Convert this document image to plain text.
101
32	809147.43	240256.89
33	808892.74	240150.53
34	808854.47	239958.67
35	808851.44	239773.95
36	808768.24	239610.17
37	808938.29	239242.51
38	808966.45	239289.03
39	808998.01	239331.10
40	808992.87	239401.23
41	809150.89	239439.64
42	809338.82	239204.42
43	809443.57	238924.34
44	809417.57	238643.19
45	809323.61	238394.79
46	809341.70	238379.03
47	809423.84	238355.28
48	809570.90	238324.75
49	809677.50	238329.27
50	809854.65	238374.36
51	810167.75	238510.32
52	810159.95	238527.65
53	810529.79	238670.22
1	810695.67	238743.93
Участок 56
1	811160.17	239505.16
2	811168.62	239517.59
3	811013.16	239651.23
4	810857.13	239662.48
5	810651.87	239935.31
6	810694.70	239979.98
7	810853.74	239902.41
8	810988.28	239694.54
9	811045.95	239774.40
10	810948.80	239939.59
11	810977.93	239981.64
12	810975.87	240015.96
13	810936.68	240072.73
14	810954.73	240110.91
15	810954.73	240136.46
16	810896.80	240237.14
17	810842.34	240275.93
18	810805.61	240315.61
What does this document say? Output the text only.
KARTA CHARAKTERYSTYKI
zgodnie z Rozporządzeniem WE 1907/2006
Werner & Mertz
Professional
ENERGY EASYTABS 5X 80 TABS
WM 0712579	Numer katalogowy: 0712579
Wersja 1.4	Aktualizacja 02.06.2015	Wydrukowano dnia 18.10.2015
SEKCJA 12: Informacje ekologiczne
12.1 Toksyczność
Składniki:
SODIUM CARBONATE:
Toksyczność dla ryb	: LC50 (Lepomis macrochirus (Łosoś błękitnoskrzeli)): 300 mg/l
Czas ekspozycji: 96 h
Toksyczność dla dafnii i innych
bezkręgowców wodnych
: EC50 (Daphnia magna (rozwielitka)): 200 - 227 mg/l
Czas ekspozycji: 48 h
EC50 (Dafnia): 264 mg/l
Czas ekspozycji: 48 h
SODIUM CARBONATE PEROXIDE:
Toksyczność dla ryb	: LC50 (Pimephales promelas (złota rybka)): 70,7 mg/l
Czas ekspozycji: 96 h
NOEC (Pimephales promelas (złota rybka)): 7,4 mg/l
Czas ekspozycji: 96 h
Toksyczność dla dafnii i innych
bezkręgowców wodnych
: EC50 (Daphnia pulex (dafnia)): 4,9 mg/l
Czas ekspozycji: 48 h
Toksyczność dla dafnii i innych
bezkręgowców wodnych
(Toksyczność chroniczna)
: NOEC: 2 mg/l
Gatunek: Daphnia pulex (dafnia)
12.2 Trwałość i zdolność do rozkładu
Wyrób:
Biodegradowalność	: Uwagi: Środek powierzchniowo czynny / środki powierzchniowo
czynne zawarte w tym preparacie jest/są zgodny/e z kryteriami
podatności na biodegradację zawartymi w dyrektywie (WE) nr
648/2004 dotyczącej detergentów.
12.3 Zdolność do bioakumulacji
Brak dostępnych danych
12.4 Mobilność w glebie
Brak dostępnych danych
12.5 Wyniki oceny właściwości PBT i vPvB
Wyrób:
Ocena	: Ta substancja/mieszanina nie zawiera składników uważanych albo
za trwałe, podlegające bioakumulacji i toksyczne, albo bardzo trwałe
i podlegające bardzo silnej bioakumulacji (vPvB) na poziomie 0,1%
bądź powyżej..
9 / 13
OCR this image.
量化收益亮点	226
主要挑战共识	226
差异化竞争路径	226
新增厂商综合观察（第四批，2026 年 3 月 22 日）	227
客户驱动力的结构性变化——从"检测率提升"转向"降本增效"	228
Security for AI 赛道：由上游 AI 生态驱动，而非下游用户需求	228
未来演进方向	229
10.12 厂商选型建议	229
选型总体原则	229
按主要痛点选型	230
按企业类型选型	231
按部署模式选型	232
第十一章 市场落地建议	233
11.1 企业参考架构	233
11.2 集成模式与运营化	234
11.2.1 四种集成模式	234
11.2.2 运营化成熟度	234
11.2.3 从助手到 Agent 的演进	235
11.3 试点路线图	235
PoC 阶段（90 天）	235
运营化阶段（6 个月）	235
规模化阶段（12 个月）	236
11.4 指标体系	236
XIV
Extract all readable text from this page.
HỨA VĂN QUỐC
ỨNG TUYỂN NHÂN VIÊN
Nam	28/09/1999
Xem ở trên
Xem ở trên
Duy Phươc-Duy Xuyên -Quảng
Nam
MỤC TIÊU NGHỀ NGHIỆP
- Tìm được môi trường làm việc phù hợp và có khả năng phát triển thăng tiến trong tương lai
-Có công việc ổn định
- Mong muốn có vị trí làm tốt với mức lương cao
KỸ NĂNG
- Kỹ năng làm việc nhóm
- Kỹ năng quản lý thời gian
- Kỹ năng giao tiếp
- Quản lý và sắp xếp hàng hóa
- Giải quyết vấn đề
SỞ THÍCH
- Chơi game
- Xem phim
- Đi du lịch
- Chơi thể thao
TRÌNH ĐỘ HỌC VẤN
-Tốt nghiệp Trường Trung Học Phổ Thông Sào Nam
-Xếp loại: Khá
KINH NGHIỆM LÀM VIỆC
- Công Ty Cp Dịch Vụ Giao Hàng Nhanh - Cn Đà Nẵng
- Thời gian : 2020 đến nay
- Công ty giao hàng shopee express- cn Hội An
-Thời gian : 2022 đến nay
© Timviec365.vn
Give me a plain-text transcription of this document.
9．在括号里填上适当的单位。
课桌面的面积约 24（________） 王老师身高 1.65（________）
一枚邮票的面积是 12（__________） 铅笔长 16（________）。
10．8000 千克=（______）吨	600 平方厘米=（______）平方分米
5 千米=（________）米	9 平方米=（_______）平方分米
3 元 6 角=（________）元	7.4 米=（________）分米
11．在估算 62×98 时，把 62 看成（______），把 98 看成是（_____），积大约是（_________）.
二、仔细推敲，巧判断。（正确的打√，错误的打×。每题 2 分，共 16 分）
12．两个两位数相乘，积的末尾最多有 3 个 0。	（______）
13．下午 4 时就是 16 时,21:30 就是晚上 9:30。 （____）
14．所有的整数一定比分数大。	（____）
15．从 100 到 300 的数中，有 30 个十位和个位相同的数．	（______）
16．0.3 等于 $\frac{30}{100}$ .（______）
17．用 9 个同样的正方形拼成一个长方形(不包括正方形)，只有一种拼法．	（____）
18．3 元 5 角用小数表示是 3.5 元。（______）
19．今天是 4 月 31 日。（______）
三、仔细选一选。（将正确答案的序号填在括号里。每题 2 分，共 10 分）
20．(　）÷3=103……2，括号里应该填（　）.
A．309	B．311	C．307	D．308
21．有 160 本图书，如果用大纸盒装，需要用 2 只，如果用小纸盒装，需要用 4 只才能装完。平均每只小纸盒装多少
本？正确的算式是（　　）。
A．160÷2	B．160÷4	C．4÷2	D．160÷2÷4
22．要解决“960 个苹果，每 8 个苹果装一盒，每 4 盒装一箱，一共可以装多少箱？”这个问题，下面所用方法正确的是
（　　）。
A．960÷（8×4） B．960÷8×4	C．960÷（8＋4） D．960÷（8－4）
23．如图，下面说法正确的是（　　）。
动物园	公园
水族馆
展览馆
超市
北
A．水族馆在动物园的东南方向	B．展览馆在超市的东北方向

--------------------

§ What you are asked to do:
Transcribe each entry exactly.

§ Output for this task:
Convert this document image to plain text.
101
32	809147.43	240256.89
33	808892.74	240150.53
34	808854.47	239958.67
35	808851.44	239773.95
36	808768.24	239610.17
37	808938.29	239242.51
38	808966.45	239289.03
39	808998.01	239331.10
40	808992.87	239401.23
41	809150.89	239439.64
42	809338.82	239204.42
43	809443.57	238924.34
44	809417.57	238643.19
45	809323.61	238394.79
46	809341.70	238379.03
47	809423.84	238355.28
48	809570.90	238324.75
49	809677.50	238329.27
50	809854.65	238374.36
51	810167.75	238510.32
52	810159.95	238527.65
53	810529.79	238670.22
1	810695.67	238743.93
Участок 56
1	811160.17	239505.16
2	811168.62	239517.59
3	811013.16	239651.23
4	810857.13	239662.48
5	810651.87	239935.31
6	810694.70	239979.98
7	810853.74	239902.41
8	810988.28	239694.54
9	811045.95	239774.40
10	810948.80	239939.59
11	810977.93	239981.64
12	810975.87	240015.96
13	810936.68	240072.73
14	810954.73	240110.91
15	810954.73	240136.46
16	810896.80	240237.14
17	810842.34	240275.93
18	810805.61	240315.61
What does this document say? Output the text only.
KARTA CHARAKTERYSTYKI
zgodnie z Rozporządzeniem WE 1907/2006
Werner & Mertz
Professional
ENERGY EASYTABS 5X 80 TABS
WM 0712579	Numer katalogowy: 0712579
Wersja 1.4	Aktualizacja 02.06.2015	Wydrukowano dnia 18.10.2015
SEKCJA 12: Informacje ekologiczne
12.1 Toksyczność
Składniki:
SODIUM CARBONATE:
Toksyczność dla ryb	: LC50 (Lepomis macrochirus (Łosoś błękitnoskrzeli)): 300 mg/l
Czas ekspozycji: 96 h
Toksyczność dla dafnii i innych
bezkręgowców wodnych
: EC50 (Daphnia magna (rozwielitka)): 200 - 227 mg/l
Czas ekspozycji: 48 h
EC50 (Dafnia): 264 mg/l
Czas ekspozycji: 48 h
SODIUM CARBONATE PEROXIDE:
Toksyczność dla ryb	: LC50 (Pimephales promelas (złota rybka)): 70,7 mg/l
Czas ekspozycji: 96 h
NOEC (Pimephales promelas (złota rybka)): 7,4 mg/l
Czas ekspozycji: 96 h
Toksyczność dla dafnii i innych
bezkręgowców wodnych
: EC50 (Daphnia pulex (dafnia)): 4,9 mg/l
Czas ekspozycji: 48 h
Toksyczność dla dafnii i innych
bezkręgowców wodnych
(Toksyczność chroniczna)
: NOEC: 2 mg/l
Gatunek: Daphnia pulex (dafnia)
12.2 Trwałość i zdolność do rozkładu
Wyrób:
Biodegradowalność	: Uwagi: Środek powierzchniowo czynny / środki powierzchniowo
czynne zawarte w tym preparacie jest/są zgodny/e z kryteriami
podatności na biodegradację zawartymi w dyrektywie (WE) nr
648/2004 dotyczącej detergentów.
12.3 Zdolność do bioakumulacji
Brak dostępnych danych
12.4 Mobilność w glebie
Brak dostępnych danych
12.5 Wyniki oceny właściwości PBT i vPvB
Wyrób:
Ocena	: Ta substancja/mieszanina nie zawiera składników uważanych albo
za trwałe, podlegające bioakumulacji i toksyczne, albo bardzo trwałe
i podlegające bardzo silnej bioakumulacji (vPvB) na poziomie 0,1%
bądź powyżej..
9 / 13
OCR this image.
量化收益亮点	226
主要挑战共识	226
差异化竞争路径	226
新增厂商综合观察（第四批，2026 年 3 月 22 日）	227
客户驱动力的结构性变化——从"检测率提升"转向"降本增效"	228
Security for AI 赛道：由上游 AI 生态驱动，而非下游用户需求	228
未来演进方向	229
10.12 厂商选型建议	229
选型总体原则	229
按主要痛点选型	230
按企业类型选型	231
按部署模式选型	232
第十一章 市场落地建议	233
11.1 企业参考架构	233
11.2 集成模式与运营化	234
11.2.1 四种集成模式	234
11.2.2 运营化成熟度	234
11.2.3 从助手到 Agent 的演进	235
11.3 试点路线图	235
PoC 阶段（90 天）	235
运营化阶段（6 个月）	235
规模化阶段（12 个月）	236
11.4 指标体系	236
XIV
Extract all readable text from this page.
HỨA VĂN QUỐC
ỨNG TUYỂN NHÂN VIÊN
Nam	28/09/1999
Xem ở trên
Xem ở trên
Duy Phươc-Duy Xuyên -Quảng
Nam
MỤC TIÊU NGHỀ NGHIỆP
- Tìm được môi trường làm việc phù hợp và có khả năng phát triển thăng tiến trong tương lai
-Có công việc ổn định
- Mong muốn có vị trí làm tốt với mức lương cao
KỸ NĂNG
- Kỹ năng làm việc nhóm
- Kỹ năng quản lý thời gian
- Kỹ năng giao tiếp
- Quản lý và sắp xếp hàng hóa
- Giải quyết vấn đề
SỞ THÍCH
- Chơi game
- Xem phim
- Đi du lịch
- Chơi thể thao
TRÌNH ĐỘ HỌC VẤN
-Tốt nghiệp Trường Trung Học Phổ Thông Sào Nam
-Xếp loại: Khá
KINH NGHIỆM LÀM VIỆC
- Công Ty Cp Dịch Vụ Giao Hàng Nhanh - Cn Đà Nẵng
- Thời gian : 2020 đến nay
- Công ty giao hàng shopee express- cn Hội An
-Thời gian : 2022 đến nay
© Timviec365.vn
Give me a plain-text transcription of this document.
9．在括号里填上适当的单位。
课桌面的面积约 24（________） 王老师身高 1.65（________）
一枚邮票的面积是 12（__________） 铅笔长 16（________）。
10．8000 千克=（______）吨	600 平方厘米=（______）平方分米
5 千米=（________）米	9 平方米=（_______）平方分米
3 元 6 角=（________）元	7.4 米=（________）分米
11．在估算 62×98 时，把 62 看成（______），把 98 看成是（_____），积大约是（_________）.
二、仔细推敲，巧判断。（正确的打√，错误的打×。每题 2 分，共 16 分）
12．两个两位数相乘，积的末尾最多有 3 个 0。	（______）
13．下午 4 时就是 16 时,21:30 就是晚上 9:30。 （____）
14．所有的整数一定比分数大。	（____）
15．从 100 到 300 的数中，有 30 个十位和个位相同的数．	（______）
16．0.3 等于 $\frac{30}{100}$ .（______）
17．用 9 个同样的正方形拼成一个长方形(不包括正方形)，只有一种拼法．	（____）
18．3 元 5 角用小数表示是 3.5 元。（______）
19．今天是 4 月 31 日。（______）
三、仔细选一选。（将正确答案的序号填在括号里。每题 2 分，共 10 分）
20．(　）÷3=103……2，括号里应该填（　）.
A．309	B．311	C．307	D．308
21．有 160 本图书，如果用大纸盒装，需要用 2 只，如果用小纸盒装，需要用 4 只才能装完。平均每只小纸盒装多少
本？正确的算式是（　　）。
A．160÷2	B．160÷4	C．4÷2	D．160÷2÷4
22．要解决“960 个苹果，每 8 个苹果装一盒，每 4 盒装一箱，一共可以装多少箱？”这个问题，下面所用方法正确的是
（　　）。
A．960÷（8×4） B．960÷8×4	C．960÷（8＋4） D．960÷（8－4）
23．如图，下面说法正确的是（　　）。
动物园	公园
水族馆
展览馆
超市
北
A．水族馆在动物园的东南方向	B．展览馆在超市的东北方向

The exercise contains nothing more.